/---

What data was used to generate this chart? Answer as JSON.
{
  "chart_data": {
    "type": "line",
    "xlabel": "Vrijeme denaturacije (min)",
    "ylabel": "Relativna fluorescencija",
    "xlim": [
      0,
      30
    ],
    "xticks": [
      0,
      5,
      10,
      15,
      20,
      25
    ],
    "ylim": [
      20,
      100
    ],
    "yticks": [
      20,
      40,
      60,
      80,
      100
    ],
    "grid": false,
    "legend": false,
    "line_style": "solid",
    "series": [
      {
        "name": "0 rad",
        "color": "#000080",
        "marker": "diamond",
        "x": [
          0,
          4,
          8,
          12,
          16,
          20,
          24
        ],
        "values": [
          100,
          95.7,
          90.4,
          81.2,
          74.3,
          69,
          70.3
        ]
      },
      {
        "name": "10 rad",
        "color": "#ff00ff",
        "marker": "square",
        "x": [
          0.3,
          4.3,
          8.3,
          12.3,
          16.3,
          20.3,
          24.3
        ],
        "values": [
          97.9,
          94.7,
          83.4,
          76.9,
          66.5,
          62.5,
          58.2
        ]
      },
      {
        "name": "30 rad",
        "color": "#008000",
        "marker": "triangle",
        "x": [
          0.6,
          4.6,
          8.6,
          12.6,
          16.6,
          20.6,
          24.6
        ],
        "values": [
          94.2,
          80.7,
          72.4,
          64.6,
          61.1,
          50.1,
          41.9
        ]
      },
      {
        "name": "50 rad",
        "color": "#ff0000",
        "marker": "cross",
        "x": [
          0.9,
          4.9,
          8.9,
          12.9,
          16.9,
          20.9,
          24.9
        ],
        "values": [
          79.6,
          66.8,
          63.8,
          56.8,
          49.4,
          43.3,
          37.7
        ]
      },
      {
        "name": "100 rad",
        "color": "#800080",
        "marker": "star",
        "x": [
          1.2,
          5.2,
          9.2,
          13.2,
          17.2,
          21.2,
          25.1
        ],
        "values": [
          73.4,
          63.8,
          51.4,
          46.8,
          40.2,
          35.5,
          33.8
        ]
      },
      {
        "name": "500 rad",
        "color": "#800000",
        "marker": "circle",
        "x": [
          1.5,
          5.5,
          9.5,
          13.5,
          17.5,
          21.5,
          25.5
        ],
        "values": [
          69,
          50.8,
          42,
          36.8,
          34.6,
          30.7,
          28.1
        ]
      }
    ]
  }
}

\---

Exercise instructions: Only lines holding the string "name" are wanted; gather each one from the entries above.

Solution to the problem:
        "name": "0 rad",
        "name": "10 rad",
        "name": "30 rad",
        "name": "50 rad",
        "name": "100 rad",
        "name": "500 rad",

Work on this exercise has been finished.